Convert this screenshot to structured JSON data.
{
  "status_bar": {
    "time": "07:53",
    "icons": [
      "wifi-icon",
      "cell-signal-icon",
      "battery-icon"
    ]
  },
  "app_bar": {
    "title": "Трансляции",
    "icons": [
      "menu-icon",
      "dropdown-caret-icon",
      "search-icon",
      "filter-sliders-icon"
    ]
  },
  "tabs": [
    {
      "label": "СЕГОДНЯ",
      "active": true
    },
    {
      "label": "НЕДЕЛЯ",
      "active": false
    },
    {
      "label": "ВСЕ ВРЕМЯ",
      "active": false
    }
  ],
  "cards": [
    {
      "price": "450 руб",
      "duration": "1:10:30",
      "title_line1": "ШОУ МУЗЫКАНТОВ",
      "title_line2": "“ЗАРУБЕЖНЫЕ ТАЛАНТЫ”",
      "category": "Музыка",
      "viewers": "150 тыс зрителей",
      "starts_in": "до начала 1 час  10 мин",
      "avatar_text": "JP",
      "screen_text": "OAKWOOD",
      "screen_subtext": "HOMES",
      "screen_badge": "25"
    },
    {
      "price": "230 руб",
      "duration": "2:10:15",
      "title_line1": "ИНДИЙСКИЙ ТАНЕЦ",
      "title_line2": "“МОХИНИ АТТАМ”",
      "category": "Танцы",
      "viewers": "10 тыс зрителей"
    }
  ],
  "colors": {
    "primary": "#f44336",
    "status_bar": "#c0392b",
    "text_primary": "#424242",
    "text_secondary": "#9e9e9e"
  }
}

--------------------------------------------------

● **What is needed**: Every line above should be printed again exactly as it stands.

● **Task response**:
Convert this screenshot to structured JSON data.
{
  "status_bar": {
    "time": "07:53",
    "icons": [
      "wifi-icon",
      "cell-signal-icon",
      "battery-icon"
    ]
  },
  "app_bar": {
    "title": "Трансляции",
    "icons": [
      "menu-icon",
      "dropdown-caret-icon",
      "search-icon",
      "filter-sliders-icon"
    ]
  },
  "tabs": [
    {
      "label": "СЕГОДНЯ",
      "active": true
    },
    {
      "label": "НЕДЕЛЯ",
      "active": false
    },
    {
      "label": "ВСЕ ВРЕМЯ",
      "active": false
    }
  ],
  "cards": [
    {
      "price": "450 руб",
      "duration": "1:10:30",
      "title_line1": "ШОУ МУЗЫКАНТОВ",
      "title_line2": "“ЗАРУБЕЖНЫЕ ТАЛАНТЫ”",
      "category": "Музыка",
      "viewers": "150 тыс зрителей",
      "starts_in": "до начала 1 час  10 мин",
      "avatar_text": "JP",
      "screen_text": "OAKWOOD",
      "screen_subtext": "HOMES",
      "screen_badge": "25"
    },
    {
      "price": "230 руб",
      "duration": "2:10:15",
      "title_line1": "ИНДИЙСКИЙ ТАНЕЦ",
      "title_line2": "“МОХИНИ АТТАМ”",
      "category": "Танцы",
      "viewers": "10 тыс зрителей"
    }
  ],
  "colors": {
    "primary": "#f44336",
    "status_bar": "#c0392b",
    "text_primary": "#424242",
    "text_secondary": "#9e9e9e"
  }
}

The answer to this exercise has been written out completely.